**Work to be completed**
Please set out every line of the items below as a JSON list of strings, one string per line, skipping any blank lines.

**Provided entries**
##########
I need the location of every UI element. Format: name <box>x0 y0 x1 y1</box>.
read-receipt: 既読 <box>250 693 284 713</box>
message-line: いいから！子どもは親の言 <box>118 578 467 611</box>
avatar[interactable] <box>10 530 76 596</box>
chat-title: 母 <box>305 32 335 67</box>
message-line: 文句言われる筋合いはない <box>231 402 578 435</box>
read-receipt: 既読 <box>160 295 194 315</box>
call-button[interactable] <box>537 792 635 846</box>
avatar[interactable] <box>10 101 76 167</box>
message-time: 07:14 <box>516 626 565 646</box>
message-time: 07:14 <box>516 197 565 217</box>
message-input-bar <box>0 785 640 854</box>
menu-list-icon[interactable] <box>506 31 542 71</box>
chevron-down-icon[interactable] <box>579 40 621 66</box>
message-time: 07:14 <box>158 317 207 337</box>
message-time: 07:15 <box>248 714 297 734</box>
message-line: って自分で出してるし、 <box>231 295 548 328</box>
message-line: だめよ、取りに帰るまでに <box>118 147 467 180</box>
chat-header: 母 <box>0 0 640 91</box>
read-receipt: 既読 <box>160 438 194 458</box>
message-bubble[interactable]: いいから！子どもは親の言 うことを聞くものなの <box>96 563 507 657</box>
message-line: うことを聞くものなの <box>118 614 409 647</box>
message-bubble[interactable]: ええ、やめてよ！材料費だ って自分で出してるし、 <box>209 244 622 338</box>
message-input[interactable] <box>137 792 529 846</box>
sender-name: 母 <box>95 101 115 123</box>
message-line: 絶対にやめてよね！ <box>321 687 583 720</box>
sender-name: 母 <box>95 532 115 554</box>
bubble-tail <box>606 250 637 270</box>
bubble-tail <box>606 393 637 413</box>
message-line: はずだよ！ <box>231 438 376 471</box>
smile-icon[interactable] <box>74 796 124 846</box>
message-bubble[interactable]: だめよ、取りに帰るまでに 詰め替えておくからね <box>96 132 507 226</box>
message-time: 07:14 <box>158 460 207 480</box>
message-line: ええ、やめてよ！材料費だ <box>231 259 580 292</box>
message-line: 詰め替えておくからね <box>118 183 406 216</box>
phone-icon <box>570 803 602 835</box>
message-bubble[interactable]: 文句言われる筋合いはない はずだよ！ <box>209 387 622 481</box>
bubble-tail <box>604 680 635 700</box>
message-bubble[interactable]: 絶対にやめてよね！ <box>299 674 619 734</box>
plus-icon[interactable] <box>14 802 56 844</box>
##########
**Solution**
[
  "I need the location of every UI element. Format: name <box>x0 y0 x1 y1</box>.",
  "read-receipt: 既読 <box>250 693 284 713</box>",
  "message-line: いいから！子どもは親の言 <box>118 578 467 611</box>",
  "avatar[interactable] <box>10 530 76 596</box>",
  "chat-title: 母 <box>305 32 335 67</box>",
  "message-line: 文句言われる筋合いはない <box>231 402 578 435</box>",
  "read-receipt: 既読 <box>160 295 194 315</box>",
  "call-button[interactable] <box>537 792 635 846</box>",
  "avatar[interactable] <box>10 101 76 167</box>",
  "message-time: 07:14 <box>516 626 565 646</box>",
  "message-time: 07:14 <box>516 197 565 217</box>",
  "message-input-bar <box>0 785 640 854</box>",
  "menu-list-icon[interactable] <box>506 31 542 71</box>",
  "chevron-down-icon[interactable] <box>579 40 621 66</box>",
  "message-time: 07:14 <box>158 317 207 337</box>",
  "message-time: 07:15 <box>248 714 297 734</box>",
  "message-line: って自分で出してるし、 <box>231 295 548 328</box>",
  "message-line: だめよ、取りに帰るまでに <box>118 147 467 180</box>",
  "chat-header: 母 <box>0 0 640 91</box>",
  "read-receipt: 既読 <box>160 438 194 458</box>",
  "message-bubble[interactable]: いいから！子どもは親の言 うことを聞くものなの <box>96 563 507 657</box>",
  "message-line: うことを聞くものなの <box>118 614 409 647</box>",
  "message-bubble[interactable]: ええ、やめてよ！材料費だ って自分で出してるし、 <box>209 244 622 338</box>",
  "message-input[interactable] <box>137 792 529 846</box>",
  "sender-name: 母 <box>95 101 115 123</box>",
  "message-line: 絶対にやめてよね！ <box>321 687 583 720</box>",
  "sender-name: 母 <box>95 532 115 554</box>",
  "bubble-tail <box>606 250 637 270</box>",
  "bubble-tail <box>606 393 637 413</box>",
  "message-line: はずだよ！ <box>231 438 376 471</box>",
  "smile-icon[interactable] <box>74 796 124 846</box>",
  "message-bubble[interactable]: だめよ、取りに帰るまでに 詰め替えておくからね <box>96 132 507 226</box>",
  "message-time: 07:14 <box>158 460 207 480</box>",
  "message-line: ええ、やめてよ！材料費だ <box>231 259 580 292</box>",
  "message-line: 詰め替えておくからね <box>118 183 406 216</box>",
  "phone-icon <box>570 803 602 835</box>",
  "message-bubble[interactable]: 文句言われる筋合いはない はずだよ！ <box>209 387 622 481</box>",
  "bubble-tail <box>604 680 635 700</box>",
  "message-bubble[interactable]: 絶対にやめてよね！ <box>299 674 619 734</box>",
  "plus-icon[interactable] <box>14 802 56 844</box>"
]